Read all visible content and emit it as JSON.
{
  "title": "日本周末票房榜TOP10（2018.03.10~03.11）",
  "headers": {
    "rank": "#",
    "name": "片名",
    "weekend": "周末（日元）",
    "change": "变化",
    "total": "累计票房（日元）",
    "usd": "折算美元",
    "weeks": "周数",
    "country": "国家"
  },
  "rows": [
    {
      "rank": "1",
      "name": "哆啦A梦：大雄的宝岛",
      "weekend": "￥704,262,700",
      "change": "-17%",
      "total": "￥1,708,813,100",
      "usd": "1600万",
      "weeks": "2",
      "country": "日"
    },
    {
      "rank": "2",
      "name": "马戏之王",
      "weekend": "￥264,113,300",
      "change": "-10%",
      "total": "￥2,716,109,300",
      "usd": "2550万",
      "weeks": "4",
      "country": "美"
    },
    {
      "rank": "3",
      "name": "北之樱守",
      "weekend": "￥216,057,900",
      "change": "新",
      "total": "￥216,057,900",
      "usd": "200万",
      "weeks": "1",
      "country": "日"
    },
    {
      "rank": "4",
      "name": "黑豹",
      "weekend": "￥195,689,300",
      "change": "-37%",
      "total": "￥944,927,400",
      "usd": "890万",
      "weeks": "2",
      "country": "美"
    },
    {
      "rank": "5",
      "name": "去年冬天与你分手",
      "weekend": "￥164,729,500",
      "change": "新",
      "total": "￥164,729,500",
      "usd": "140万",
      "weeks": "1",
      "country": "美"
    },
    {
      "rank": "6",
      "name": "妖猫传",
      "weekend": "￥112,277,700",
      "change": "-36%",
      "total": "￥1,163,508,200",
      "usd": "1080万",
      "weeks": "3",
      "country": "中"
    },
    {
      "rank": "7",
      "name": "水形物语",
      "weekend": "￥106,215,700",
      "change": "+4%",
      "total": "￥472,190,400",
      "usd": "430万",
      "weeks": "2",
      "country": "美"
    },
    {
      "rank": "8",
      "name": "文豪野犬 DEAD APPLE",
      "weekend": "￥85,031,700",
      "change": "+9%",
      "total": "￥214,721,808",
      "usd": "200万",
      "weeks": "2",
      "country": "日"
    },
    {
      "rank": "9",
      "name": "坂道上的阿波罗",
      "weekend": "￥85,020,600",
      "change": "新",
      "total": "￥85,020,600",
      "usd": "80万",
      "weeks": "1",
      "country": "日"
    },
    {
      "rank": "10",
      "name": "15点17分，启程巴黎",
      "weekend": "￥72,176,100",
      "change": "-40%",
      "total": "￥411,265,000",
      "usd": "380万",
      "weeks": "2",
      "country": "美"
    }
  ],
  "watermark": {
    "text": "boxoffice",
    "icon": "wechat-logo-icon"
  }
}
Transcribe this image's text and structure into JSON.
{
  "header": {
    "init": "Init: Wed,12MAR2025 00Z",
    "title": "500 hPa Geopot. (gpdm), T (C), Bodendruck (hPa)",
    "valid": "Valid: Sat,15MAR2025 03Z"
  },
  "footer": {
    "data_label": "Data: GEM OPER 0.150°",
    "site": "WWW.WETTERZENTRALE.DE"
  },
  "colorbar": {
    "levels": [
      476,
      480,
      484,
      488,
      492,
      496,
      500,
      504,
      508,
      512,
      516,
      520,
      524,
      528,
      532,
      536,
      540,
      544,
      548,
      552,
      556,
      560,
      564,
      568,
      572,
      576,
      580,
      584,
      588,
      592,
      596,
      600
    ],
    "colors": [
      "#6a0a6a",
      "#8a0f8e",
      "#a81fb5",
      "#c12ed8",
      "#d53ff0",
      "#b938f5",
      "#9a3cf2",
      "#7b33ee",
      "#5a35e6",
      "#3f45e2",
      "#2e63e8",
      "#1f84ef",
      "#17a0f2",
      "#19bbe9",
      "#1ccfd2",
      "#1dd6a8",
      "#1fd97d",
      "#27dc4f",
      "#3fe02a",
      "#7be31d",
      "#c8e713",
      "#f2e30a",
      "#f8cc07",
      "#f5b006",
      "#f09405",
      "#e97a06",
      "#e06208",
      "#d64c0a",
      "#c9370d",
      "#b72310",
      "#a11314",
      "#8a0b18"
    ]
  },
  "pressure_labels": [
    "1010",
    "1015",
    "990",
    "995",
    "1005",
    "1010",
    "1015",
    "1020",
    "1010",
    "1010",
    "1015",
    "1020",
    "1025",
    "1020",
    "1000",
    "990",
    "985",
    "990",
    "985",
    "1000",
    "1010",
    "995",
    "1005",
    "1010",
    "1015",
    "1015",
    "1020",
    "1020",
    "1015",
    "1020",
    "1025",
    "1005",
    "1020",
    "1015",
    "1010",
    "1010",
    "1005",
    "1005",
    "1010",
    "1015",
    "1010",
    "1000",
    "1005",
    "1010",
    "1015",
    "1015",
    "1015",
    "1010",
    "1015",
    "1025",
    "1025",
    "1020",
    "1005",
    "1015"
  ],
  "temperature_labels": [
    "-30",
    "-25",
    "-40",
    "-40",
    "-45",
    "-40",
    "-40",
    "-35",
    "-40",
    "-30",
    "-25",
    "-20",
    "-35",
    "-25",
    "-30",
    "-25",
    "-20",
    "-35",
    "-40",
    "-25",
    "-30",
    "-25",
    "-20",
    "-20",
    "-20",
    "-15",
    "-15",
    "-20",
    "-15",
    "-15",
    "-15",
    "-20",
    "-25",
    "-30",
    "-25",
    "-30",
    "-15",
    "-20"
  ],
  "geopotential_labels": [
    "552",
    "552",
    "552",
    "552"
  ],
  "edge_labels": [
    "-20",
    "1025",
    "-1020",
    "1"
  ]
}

Your instructions: Produce an exact copy of all the records.

Response to the exercise:
Read all visible content and emit it as JSON.
{
  "title": "日本周末票房榜TOP10（2018.03.10~03.11）",
  "headers": {
    "rank": "#",
    "name": "片名",
    "weekend": "周末（日元）",
    "change": "变化",
    "total": "累计票房（日元）",
    "usd": "折算美元",
    "weeks": "周数",
    "country": "国家"
  },
  "rows": [
    {
      "rank": "1",
      "name": "哆啦A梦：大雄的宝岛",
      "weekend": "￥704,262,700",
      "change": "-17%",
      "total": "￥1,708,813,100",
      "usd": "1600万",
      "weeks": "2",
      "country": "日"
    },
    {
      "rank": "2",
      "name": "马戏之王",
      "weekend": "￥264,113,300",
      "change": "-10%",
      "total": "￥2,716,109,300",
      "usd": "2550万",
      "weeks": "4",
      "country": "美"
    },
    {
      "rank": "3",
      "name": "北之樱守",
      "weekend": "￥216,057,900",
      "change": "新",
      "total": "￥216,057,900",
      "usd": "200万",
      "weeks": "1",
      "country": "日"
    },
    {
      "rank": "4",
      "name": "黑豹",
      "weekend": "￥195,689,300",
      "change": "-37%",
      "total": "￥944,927,400",
      "usd": "890万",
      "weeks": "2",
      "country": "美"
    },
    {
      "rank": "5",
      "name": "去年冬天与你分手",
      "weekend": "￥164,729,500",
      "change": "新",
      "total": "￥164,729,500",
      "usd": "140万",
      "weeks": "1",
      "country": "美"
    },
    {
      "rank": "6",
      "name": "妖猫传",
      "weekend": "￥112,277,700",
      "change": "-36%",
      "total": "￥1,163,508,200",
      "usd": "1080万",
      "weeks": "3",
      "country": "中"
    },
    {
      "rank": "7",
      "name": "水形物语",
      "weekend": "￥106,215,700",
      "change": "+4%",
      "total": "￥472,190,400",
      "usd": "430万",
      "weeks": "2",
      "country": "美"
    },
    {
      "rank": "8",
      "name": "文豪野犬 DEAD APPLE",
      "weekend": "￥85,031,700",
      "change": "+9%",
      "total": "￥214,721,808",
      "usd": "200万",
      "weeks": "2",
      "country": "日"
    },
    {
      "rank": "9",
      "name": "坂道上的阿波罗",
      "weekend": "￥85,020,600",
      "change": "新",
      "total": "￥85,020,600",
      "usd": "80万",
      "weeks": "1",
      "country": "日"
    },
    {
      "rank": "10",
      "name": "15点17分，启程巴黎",
      "weekend": "￥72,176,100",
      "change": "-40%",
      "total": "￥411,265,000",
      "usd": "380万",
      "weeks": "2",
      "country": "美"
    }
  ],
  "watermark": {
    "text": "boxoffice",
    "icon": "wechat-logo-icon"
  }
}
Transcribe this image's text and structure into JSON.
{
  "header": {
    "init": "Init: Wed,12MAR2025 00Z",
    "title": "500 hPa Geopot. (gpdm), T (C), Bodendruck (hPa)",
    "valid": "Valid: Sat,15MAR2025 03Z"
  },
  "footer": {
    "data_label": "Data: GEM OPER 0.150°",
    "site": "WWW.WETTERZENTRALE.DE"
  },
  "colorbar": {
    "levels": [
      476,
      480,
      484,
      488,
      492,
      496,
      500,
      504,
      508,
      512,
      516,
      520,
      524,
      528,
      532,
      536,
      540,
      544,
      548,
      552,
      556,
      560,
      564,
      568,
      572,
      576,
      580,
      584,
      588,
      592,
      596,
      600
    ],
    "colors": [
      "#6a0a6a",
      "#8a0f8e",
      "#a81fb5",
      "#c12ed8",
      "#d53ff0",
      "#b938f5",
      "#9a3cf2",
      "#7b33ee",
      "#5a35e6",
      "#3f45e2",
      "#2e63e8",
      "#1f84ef",
      "#17a0f2",
      "#19bbe9",
      "#1ccfd2",
      "#1dd6a8",
      "#1fd97d",
      "#27dc4f",
      "#3fe02a",
      "#7be31d",
      "#c8e713",
      "#f2e30a",
      "#f8cc07",
      "#f5b006",
      "#f09405",
      "#e97a06",
      "#e06208",
      "#d64c0a",
      "#c9370d",
      "#b72310",
      "#a11314",
      "#8a0b18"
    ]
  },
  "pressure_labels": [
    "1010",
    "1015",
    "990",
    "995",
    "1005",
    "1010",
    "1015",
    "1020",
    "1010",
    "1010",
    "1015",
    "1020",
    "1025",
    "1020",
    "1000",
    "990",
    "985",
    "990",
    "985",
    "1000",
    "1010",
    "995",
    "1005",
    "1010",
    "1015",
    "1015",
    "1020",
    "1020",
    "1015",
    "1020",
    "1025",
    "1005",
    "1020",
    "1015",
    "1010",
    "1010",
    "1005",
    "1005",
    "1010",
    "1015",
    "1010",
    "1000",
    "1005",
    "1010",
    "1015",
    "1015",
    "1015",
    "1010",
    "1015",
    "1025",
    "1025",
    "1020",
    "1005",
    "1015"
  ],
  "temperature_labels": [
    "-30",
    "-25",
    "-40",
    "-40",
    "-45",
    "-40",
    "-40",
    "-35",
    "-40",
    "-30",
    "-25",
    "-20",
    "-35",
    "-25",
    "-30",
    "-25",
    "-20",
    "-35",
    "-40",
    "-25",
    "-30",
    "-25",
    "-20",
    "-20",
    "-20",
    "-15",
    "-15",
    "-20",
    "-15",
    "-15",
    "-15",
    "-20",
    "-25",
    "-30",
    "-25",
    "-30",
    "-15",
    "-20"
  ],
  "geopotential_labels": [
    "552",
    "552",
    "552",
    "552"
  ],
  "edge_labels": [
    "-20",
    "1025",
    "-1020",
    "1"
  ]
}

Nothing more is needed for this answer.